SUPPLIED DATA –
/---

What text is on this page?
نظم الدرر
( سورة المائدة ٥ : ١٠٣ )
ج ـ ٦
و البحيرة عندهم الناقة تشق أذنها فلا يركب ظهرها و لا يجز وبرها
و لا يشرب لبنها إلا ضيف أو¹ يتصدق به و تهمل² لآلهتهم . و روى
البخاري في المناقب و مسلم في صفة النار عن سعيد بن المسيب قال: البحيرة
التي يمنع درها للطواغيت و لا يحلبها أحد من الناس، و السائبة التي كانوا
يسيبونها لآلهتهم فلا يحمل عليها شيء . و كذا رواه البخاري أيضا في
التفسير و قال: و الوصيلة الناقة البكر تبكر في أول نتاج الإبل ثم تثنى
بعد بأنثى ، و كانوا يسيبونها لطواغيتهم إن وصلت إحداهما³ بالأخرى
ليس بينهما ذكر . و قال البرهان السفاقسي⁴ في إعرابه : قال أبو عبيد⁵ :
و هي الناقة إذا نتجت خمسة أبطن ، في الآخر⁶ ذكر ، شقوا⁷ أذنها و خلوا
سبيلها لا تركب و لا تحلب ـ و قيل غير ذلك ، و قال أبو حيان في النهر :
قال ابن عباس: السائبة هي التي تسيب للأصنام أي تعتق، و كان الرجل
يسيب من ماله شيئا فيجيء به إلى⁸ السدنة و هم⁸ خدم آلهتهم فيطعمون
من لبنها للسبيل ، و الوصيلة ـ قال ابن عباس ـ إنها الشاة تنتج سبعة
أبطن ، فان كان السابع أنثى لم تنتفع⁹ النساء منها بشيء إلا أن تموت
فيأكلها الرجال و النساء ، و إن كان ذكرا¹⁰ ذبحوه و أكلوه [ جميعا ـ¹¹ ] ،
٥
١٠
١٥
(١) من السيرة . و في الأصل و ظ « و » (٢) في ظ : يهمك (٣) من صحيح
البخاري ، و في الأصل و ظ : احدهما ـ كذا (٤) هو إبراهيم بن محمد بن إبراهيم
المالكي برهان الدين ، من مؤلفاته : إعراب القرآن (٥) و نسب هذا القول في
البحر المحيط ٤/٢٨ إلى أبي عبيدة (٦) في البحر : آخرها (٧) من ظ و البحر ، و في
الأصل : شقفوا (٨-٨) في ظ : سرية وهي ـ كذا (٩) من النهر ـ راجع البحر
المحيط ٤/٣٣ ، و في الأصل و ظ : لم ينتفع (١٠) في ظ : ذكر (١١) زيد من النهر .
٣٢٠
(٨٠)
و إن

\---
/---

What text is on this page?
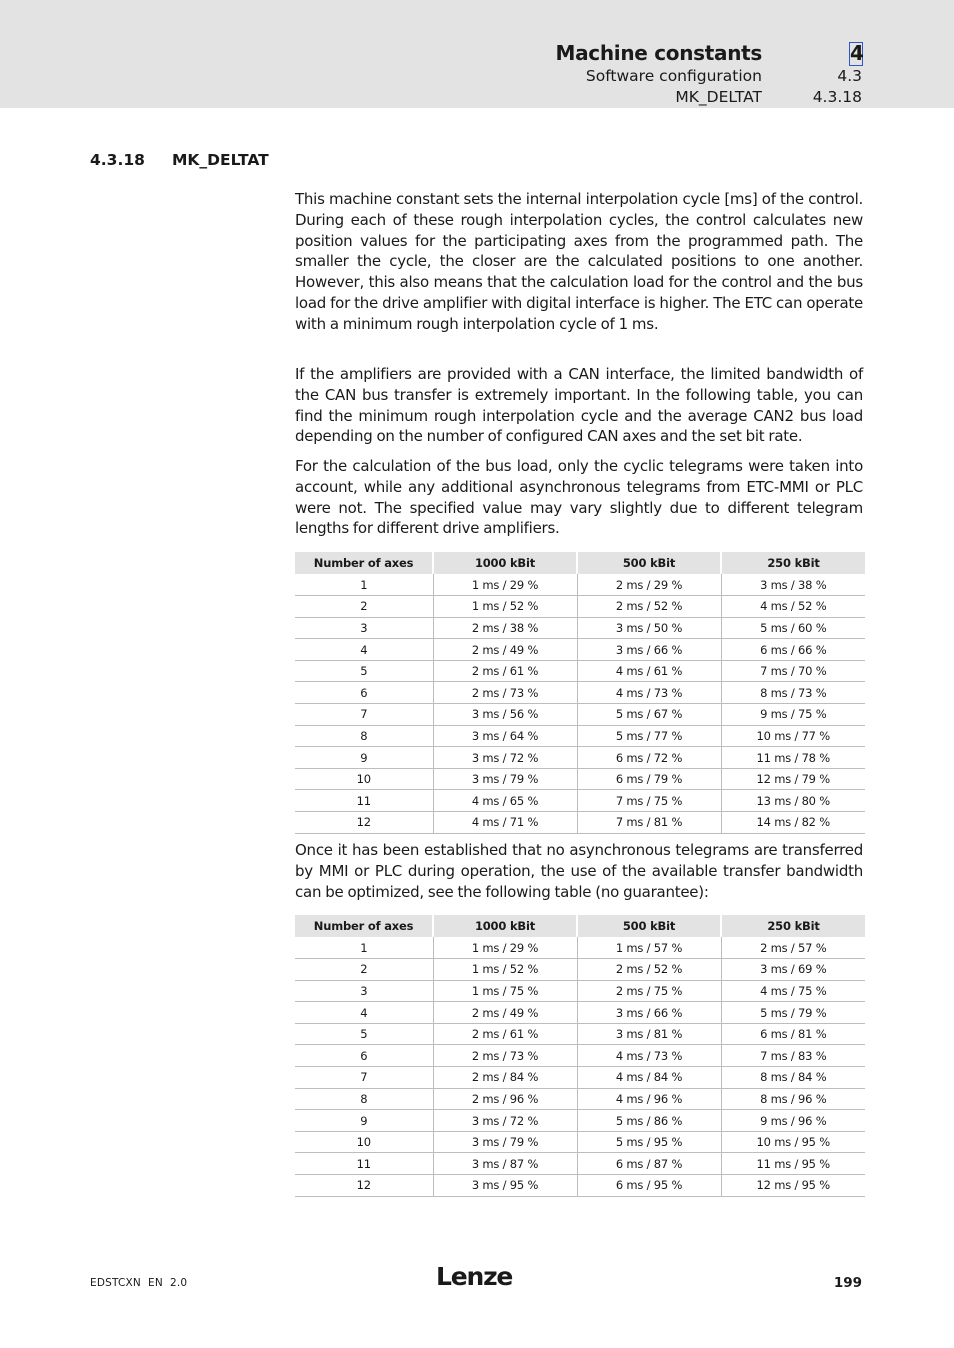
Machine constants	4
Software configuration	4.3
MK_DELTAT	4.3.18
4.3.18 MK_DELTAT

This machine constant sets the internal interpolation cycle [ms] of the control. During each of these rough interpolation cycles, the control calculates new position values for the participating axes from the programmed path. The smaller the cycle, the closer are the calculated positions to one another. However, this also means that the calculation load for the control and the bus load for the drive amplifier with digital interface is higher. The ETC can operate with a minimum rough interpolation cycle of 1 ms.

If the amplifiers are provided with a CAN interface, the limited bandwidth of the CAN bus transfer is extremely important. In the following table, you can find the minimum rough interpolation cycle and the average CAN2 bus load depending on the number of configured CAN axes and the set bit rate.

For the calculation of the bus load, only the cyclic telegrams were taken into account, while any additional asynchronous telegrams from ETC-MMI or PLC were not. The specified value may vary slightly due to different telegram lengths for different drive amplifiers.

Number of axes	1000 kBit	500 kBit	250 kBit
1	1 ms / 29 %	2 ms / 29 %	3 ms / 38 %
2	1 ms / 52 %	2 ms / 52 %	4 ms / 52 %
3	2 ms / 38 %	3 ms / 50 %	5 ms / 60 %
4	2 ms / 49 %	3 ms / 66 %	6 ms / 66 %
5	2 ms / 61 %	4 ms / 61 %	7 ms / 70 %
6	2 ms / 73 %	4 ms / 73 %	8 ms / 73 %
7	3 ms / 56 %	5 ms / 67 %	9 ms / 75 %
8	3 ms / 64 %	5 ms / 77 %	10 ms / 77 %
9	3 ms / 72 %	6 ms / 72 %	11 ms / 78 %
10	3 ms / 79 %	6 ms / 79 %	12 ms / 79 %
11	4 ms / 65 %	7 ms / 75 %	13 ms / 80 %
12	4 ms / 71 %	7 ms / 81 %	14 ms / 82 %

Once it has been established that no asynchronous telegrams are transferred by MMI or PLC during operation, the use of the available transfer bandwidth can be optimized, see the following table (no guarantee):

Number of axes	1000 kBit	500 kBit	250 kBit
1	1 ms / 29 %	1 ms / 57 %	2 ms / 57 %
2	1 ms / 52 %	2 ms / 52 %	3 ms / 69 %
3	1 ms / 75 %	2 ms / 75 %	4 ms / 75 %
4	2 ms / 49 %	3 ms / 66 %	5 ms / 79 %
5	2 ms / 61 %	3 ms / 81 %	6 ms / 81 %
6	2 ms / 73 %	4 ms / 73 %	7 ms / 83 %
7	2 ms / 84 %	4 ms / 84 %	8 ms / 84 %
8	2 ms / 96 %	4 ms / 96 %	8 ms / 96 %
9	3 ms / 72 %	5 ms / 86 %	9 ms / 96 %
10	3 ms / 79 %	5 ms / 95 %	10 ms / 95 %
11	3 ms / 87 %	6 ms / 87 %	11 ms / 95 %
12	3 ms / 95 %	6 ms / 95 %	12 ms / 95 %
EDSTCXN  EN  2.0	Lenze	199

\---
/---

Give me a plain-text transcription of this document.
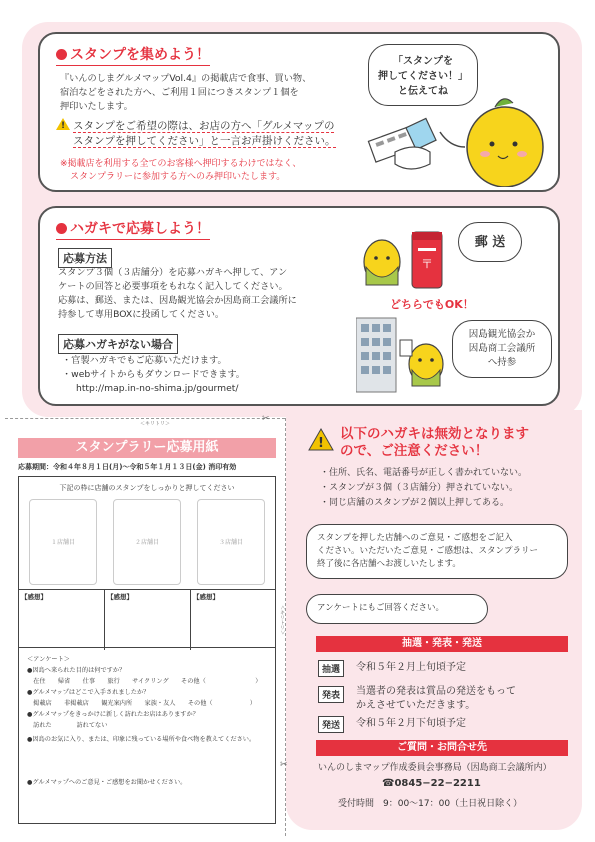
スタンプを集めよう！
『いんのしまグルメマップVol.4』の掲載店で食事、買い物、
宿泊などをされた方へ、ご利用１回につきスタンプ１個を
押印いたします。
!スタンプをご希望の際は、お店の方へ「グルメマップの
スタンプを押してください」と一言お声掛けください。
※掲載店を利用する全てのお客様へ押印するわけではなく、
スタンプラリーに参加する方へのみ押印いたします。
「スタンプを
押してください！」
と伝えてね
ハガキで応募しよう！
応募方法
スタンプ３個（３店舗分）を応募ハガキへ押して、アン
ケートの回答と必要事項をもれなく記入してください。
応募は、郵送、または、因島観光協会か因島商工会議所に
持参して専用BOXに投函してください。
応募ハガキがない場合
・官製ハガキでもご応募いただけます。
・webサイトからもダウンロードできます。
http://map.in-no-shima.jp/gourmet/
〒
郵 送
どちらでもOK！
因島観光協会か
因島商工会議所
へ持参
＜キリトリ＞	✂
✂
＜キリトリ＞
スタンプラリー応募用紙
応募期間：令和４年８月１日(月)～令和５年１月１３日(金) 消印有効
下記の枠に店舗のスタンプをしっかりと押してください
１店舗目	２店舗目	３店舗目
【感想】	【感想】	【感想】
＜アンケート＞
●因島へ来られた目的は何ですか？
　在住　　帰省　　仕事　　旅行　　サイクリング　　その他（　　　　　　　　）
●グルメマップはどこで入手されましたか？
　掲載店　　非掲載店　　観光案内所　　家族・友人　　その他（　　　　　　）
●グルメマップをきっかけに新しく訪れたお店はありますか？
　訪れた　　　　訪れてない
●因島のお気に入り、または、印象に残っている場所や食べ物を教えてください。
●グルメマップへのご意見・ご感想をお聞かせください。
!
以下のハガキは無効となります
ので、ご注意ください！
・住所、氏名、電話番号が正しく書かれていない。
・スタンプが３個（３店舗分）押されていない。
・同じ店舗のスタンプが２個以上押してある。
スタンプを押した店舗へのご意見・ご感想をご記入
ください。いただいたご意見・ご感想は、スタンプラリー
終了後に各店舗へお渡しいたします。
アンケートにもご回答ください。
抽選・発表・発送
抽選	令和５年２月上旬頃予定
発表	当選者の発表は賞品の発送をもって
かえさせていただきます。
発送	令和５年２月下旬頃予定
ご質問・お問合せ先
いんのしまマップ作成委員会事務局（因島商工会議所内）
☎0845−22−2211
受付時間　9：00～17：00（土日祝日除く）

\---

REQUIREMENT –
Pick out each line containing the string "axes" and copy it.

SOLUTION TO THE EXERCISE –
This machine constant sets the internal interpolation cycle [ms] of the control. During each of these rough interpolation cycles, the control calculates new position values for the participating axes from the programmed path. The smaller the cycle, the closer are the calculated positions to one another. However, this also means that the calculation load for the control and the bus load for the drive amplifier with digital interface is higher. The ETC can operate with a minimum rough interpolation cycle of 1 ms.
If the amplifiers are provided with a CAN interface, the limited bandwidth of the CAN bus transfer is extremely important. In the following table, you can find the minimum rough interpolation cycle and the average CAN2 bus load depending on the number of configured CAN axes and the set bit rate.
Number of axes	1000 kBit	500 kBit	250 kBit
Number of axes	1000 kBit	500 kBit	250 kBit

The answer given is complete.